## WHAT IS NEEDED
For each line of the data below that holds "this", copy the line.

Stored records
·····

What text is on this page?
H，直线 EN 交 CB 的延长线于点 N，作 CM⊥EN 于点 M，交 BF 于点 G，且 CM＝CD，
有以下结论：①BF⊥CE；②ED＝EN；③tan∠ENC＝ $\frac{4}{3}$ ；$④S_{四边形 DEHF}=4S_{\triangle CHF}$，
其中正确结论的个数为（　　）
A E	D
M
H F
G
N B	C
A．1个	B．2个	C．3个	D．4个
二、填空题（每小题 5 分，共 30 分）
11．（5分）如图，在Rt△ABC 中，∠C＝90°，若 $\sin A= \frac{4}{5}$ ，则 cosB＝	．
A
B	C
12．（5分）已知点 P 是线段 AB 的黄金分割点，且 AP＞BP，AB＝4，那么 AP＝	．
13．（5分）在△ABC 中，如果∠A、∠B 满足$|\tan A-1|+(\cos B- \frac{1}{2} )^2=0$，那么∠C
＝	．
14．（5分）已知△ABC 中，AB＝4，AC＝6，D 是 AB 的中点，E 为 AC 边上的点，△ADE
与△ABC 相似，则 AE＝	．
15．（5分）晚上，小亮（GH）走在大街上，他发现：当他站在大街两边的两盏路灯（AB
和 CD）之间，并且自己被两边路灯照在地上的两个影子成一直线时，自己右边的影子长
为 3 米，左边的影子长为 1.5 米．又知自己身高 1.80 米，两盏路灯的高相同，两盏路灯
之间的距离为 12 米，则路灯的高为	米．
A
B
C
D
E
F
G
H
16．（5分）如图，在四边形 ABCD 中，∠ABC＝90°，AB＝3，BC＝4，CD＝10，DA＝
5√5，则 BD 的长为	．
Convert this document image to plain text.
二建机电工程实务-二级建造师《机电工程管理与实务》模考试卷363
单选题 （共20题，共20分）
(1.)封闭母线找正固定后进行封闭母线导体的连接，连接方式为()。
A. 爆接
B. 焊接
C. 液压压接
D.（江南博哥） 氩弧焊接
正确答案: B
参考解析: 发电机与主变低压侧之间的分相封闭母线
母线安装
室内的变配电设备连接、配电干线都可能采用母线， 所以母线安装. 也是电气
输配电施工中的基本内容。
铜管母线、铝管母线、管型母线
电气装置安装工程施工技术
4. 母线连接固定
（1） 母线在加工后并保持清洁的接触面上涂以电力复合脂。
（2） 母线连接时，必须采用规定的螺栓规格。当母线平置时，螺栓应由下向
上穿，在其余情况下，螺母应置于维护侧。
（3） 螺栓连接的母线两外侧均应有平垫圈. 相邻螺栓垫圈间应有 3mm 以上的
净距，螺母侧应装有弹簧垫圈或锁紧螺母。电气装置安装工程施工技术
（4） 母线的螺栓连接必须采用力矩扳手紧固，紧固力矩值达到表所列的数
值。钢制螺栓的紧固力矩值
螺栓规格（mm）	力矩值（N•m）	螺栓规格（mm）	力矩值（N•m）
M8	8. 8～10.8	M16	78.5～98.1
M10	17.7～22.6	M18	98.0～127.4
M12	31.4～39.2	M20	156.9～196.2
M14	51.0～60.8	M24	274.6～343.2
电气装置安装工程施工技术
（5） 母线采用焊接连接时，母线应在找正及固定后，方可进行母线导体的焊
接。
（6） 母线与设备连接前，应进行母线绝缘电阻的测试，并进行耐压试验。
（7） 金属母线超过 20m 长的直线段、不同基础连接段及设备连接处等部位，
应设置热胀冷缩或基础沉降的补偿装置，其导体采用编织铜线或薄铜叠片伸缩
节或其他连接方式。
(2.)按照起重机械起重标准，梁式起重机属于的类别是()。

·····

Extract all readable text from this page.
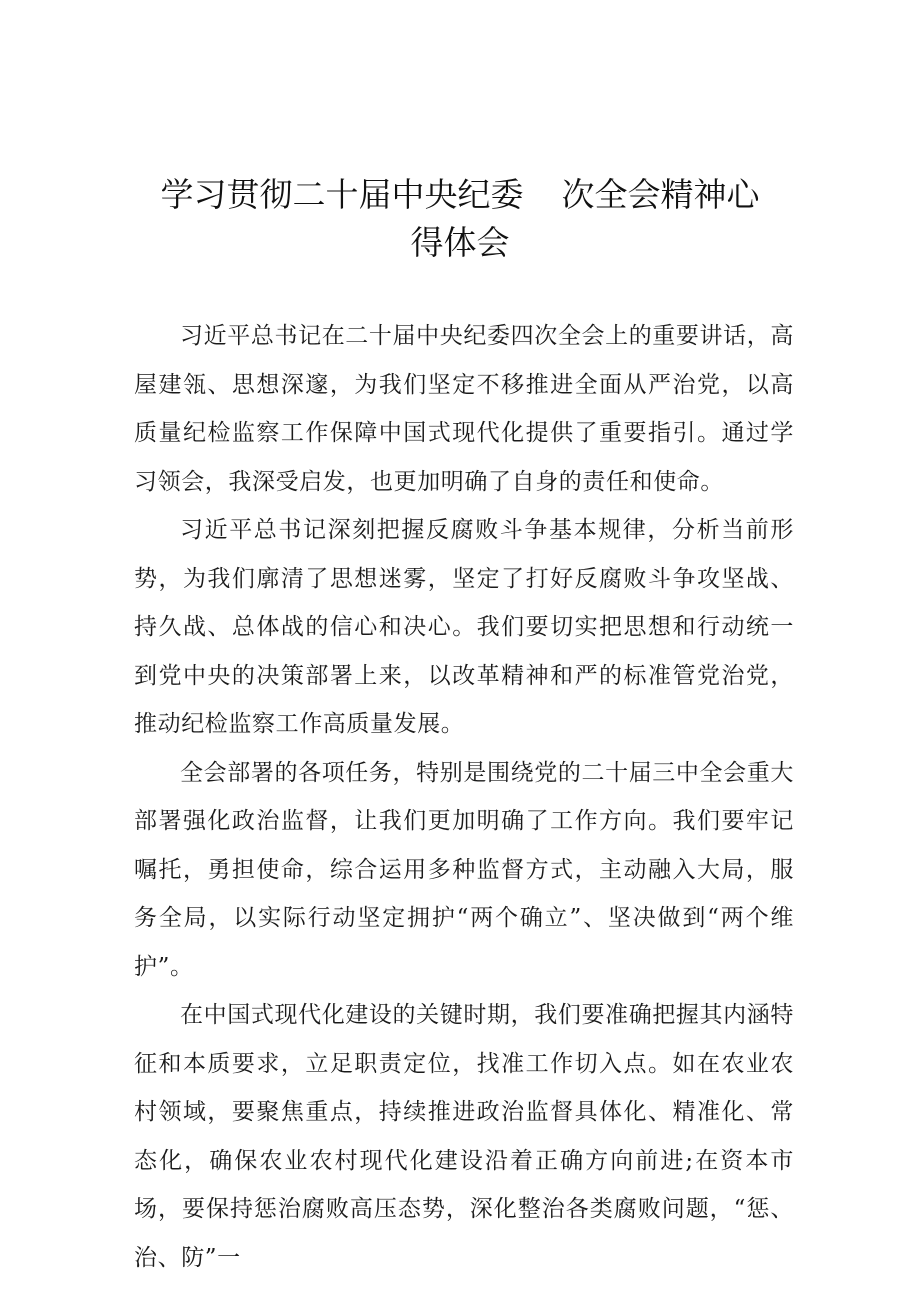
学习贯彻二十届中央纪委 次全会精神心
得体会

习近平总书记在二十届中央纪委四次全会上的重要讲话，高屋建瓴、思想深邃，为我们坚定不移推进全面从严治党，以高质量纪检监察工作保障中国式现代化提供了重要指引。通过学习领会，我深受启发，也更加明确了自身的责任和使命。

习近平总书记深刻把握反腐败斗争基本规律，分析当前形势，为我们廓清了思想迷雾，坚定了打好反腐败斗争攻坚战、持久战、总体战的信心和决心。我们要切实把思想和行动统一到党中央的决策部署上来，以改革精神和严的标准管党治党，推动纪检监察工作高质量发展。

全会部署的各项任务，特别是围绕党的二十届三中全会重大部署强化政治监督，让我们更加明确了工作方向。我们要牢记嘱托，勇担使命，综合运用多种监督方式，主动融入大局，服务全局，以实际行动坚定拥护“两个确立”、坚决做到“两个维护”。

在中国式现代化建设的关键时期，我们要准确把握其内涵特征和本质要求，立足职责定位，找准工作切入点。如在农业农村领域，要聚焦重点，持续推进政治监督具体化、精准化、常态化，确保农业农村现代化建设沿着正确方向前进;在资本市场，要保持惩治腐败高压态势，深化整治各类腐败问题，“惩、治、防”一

·····

## CORRECT ANSWER
What text is on this page?
Convert this document image to plain text.
Extract all readable text from this page.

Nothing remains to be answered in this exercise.